* PROMPT
Rewrite the entries below with each "colorbar-segment" changed to "legend-swatch" and all other text kept the same.

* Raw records
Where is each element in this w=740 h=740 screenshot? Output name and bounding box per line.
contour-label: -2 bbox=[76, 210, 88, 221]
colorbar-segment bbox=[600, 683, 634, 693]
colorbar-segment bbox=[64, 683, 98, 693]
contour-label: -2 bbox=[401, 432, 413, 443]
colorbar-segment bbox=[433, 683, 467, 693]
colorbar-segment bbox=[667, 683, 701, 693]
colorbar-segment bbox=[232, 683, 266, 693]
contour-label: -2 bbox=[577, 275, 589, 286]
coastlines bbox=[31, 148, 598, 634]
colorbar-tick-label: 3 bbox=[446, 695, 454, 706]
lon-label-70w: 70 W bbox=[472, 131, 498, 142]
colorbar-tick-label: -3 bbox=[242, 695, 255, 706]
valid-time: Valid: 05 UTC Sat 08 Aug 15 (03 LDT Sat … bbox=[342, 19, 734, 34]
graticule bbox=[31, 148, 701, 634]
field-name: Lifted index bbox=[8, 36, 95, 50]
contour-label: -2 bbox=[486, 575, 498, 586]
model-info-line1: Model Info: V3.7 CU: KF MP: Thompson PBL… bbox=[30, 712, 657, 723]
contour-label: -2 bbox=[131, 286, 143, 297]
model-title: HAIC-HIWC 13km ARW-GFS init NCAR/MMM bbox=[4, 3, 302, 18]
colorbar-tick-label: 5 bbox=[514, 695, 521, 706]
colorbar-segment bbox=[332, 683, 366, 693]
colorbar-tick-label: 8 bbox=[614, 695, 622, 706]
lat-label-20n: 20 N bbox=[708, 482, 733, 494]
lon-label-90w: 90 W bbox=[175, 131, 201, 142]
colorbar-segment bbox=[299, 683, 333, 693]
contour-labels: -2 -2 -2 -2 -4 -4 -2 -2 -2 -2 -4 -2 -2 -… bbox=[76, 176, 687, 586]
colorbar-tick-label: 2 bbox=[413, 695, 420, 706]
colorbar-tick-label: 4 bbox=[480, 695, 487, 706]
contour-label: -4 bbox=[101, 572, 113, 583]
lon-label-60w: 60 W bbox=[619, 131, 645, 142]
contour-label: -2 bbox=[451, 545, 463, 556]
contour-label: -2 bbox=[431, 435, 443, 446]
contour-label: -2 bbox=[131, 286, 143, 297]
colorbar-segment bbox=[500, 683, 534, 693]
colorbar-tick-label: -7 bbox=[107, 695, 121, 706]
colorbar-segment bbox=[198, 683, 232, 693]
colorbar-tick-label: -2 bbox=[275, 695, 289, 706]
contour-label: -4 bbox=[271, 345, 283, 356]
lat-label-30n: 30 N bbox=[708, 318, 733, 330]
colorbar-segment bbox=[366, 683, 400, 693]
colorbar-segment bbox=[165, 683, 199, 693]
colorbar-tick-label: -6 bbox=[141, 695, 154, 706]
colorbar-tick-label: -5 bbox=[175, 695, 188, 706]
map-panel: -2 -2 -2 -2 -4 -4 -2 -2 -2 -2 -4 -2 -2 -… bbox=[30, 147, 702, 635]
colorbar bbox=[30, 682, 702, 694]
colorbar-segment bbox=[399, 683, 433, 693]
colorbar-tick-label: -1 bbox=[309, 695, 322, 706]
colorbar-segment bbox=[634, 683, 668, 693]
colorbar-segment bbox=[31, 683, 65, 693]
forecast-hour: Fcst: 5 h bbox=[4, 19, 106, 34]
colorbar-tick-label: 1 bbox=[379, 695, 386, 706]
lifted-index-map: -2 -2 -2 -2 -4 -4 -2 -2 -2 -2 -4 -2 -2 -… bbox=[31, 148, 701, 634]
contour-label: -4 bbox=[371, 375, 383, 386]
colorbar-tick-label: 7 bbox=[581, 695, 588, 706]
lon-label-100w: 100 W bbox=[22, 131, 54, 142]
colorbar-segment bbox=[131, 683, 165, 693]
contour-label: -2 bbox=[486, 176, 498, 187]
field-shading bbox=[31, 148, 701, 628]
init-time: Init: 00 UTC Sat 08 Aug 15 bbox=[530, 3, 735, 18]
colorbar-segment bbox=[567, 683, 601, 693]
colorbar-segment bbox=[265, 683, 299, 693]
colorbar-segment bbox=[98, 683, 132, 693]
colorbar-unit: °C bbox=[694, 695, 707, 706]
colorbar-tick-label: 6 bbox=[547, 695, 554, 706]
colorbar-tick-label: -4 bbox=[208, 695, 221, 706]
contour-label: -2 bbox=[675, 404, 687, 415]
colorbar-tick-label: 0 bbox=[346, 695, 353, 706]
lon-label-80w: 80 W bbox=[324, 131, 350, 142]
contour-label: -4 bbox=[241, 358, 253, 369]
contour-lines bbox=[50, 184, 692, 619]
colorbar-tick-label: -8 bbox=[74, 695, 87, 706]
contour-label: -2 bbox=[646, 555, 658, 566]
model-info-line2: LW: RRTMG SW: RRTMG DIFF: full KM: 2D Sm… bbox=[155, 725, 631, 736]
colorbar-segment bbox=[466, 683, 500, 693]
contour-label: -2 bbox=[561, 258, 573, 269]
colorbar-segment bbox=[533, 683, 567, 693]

* COMPLETE ANSWER
Where is each element in this w=740 h=740 screenshot? Output name and bounding box per line.
contour-label: -2 bbox=[76, 210, 88, 221]
legend-swatch bbox=[600, 683, 634, 693]
legend-swatch bbox=[64, 683, 98, 693]
contour-label: -2 bbox=[401, 432, 413, 443]
legend-swatch bbox=[433, 683, 467, 693]
legend-swatch bbox=[667, 683, 701, 693]
legend-swatch bbox=[232, 683, 266, 693]
contour-label: -2 bbox=[577, 275, 589, 286]
coastlines bbox=[31, 148, 598, 634]
colorbar-tick-label: 3 bbox=[446, 695, 454, 706]
lon-label-70w: 70 W bbox=[472, 131, 498, 142]
colorbar-tick-label: -3 bbox=[242, 695, 255, 706]
valid-time: Valid: 05 UTC Sat 08 Aug 15 (03 LDT Sat … bbox=[342, 19, 734, 34]
graticule bbox=[31, 148, 701, 634]
field-name: Lifted index bbox=[8, 36, 95, 50]
contour-label: -2 bbox=[486, 575, 498, 586]
model-info-line1: Model Info: V3.7 CU: KF MP: Thompson PBL… bbox=[30, 712, 657, 723]
contour-label: -2 bbox=[131, 286, 143, 297]
model-title: HAIC-HIWC 13km ARW-GFS init NCAR/MMM bbox=[4, 3, 302, 18]
colorbar-tick-label: 5 bbox=[514, 695, 521, 706]
legend-swatch bbox=[332, 683, 366, 693]
colorbar-tick-label: 8 bbox=[614, 695, 622, 706]
lat-label-20n: 20 N bbox=[708, 482, 733, 494]
lon-label-90w: 90 W bbox=[175, 131, 201, 142]
legend-swatch bbox=[299, 683, 333, 693]
contour-labels: -2 -2 -2 -2 -4 -4 -2 -2 -2 -2 -4 -2 -2 -… bbox=[76, 176, 687, 586]
colorbar-tick-label: 2 bbox=[413, 695, 420, 706]
colorbar-tick-label: 4 bbox=[480, 695, 487, 706]
contour-label: -4 bbox=[101, 572, 113, 583]
lon-label-60w: 60 W bbox=[619, 131, 645, 142]
contour-label: -2 bbox=[451, 545, 463, 556]
contour-label: -2 bbox=[431, 435, 443, 446]
contour-label: -2 bbox=[131, 286, 143, 297]
legend-swatch bbox=[500, 683, 534, 693]
colorbar-tick-label: -7 bbox=[107, 695, 121, 706]
legend-swatch bbox=[198, 683, 232, 693]
colorbar-tick-label: -2 bbox=[275, 695, 289, 706]
contour-label: -4 bbox=[271, 345, 283, 356]
lat-label-30n: 30 N bbox=[708, 318, 733, 330]
legend-swatch bbox=[366, 683, 400, 693]
legend-swatch bbox=[165, 683, 199, 693]
colorbar-tick-label: -6 bbox=[141, 695, 154, 706]
colorbar-tick-label: -5 bbox=[175, 695, 188, 706]
map-panel: -2 -2 -2 -2 -4 -4 -2 -2 -2 -2 -4 -2 -2 -… bbox=[30, 147, 702, 635]
colorbar bbox=[30, 682, 702, 694]
legend-swatch bbox=[399, 683, 433, 693]
colorbar-tick-label: -1 bbox=[309, 695, 322, 706]
legend-swatch bbox=[634, 683, 668, 693]
legend-swatch bbox=[31, 683, 65, 693]
forecast-hour: Fcst: 5 h bbox=[4, 19, 106, 34]
colorbar-tick-label: 1 bbox=[379, 695, 386, 706]
lifted-index-map: -2 -2 -2 -2 -4 -4 -2 -2 -2 -2 -4 -2 -2 -… bbox=[31, 148, 701, 634]
contour-label: -4 bbox=[371, 375, 383, 386]
colorbar-tick-label: 7 bbox=[581, 695, 588, 706]
lon-label-100w: 100 W bbox=[22, 131, 54, 142]
legend-swatch bbox=[131, 683, 165, 693]
contour-label: -2 bbox=[486, 176, 498, 187]
field-shading bbox=[31, 148, 701, 628]
init-time: Init: 00 UTC Sat 08 Aug 15 bbox=[530, 3, 735, 18]
legend-swatch bbox=[567, 683, 601, 693]
legend-swatch bbox=[265, 683, 299, 693]
legend-swatch bbox=[98, 683, 132, 693]
colorbar-unit: °C bbox=[694, 695, 707, 706]
colorbar-tick-label: 6 bbox=[547, 695, 554, 706]
colorbar-tick-label: -4 bbox=[208, 695, 221, 706]
contour-label: -2 bbox=[675, 404, 687, 415]
colorbar-tick-label: 0 bbox=[346, 695, 353, 706]
lon-label-80w: 80 W bbox=[324, 131, 350, 142]
contour-label: -4 bbox=[241, 358, 253, 369]
contour-lines bbox=[50, 184, 692, 619]
colorbar-tick-label: -8 bbox=[74, 695, 87, 706]
contour-label: -2 bbox=[646, 555, 658, 566]
model-info-line2: LW: RRTMG SW: RRTMG DIFF: full KM: 2D Sm… bbox=[155, 725, 631, 736]
legend-swatch bbox=[466, 683, 500, 693]
contour-label: -2 bbox=[561, 258, 573, 269]
legend-swatch bbox=[533, 683, 567, 693]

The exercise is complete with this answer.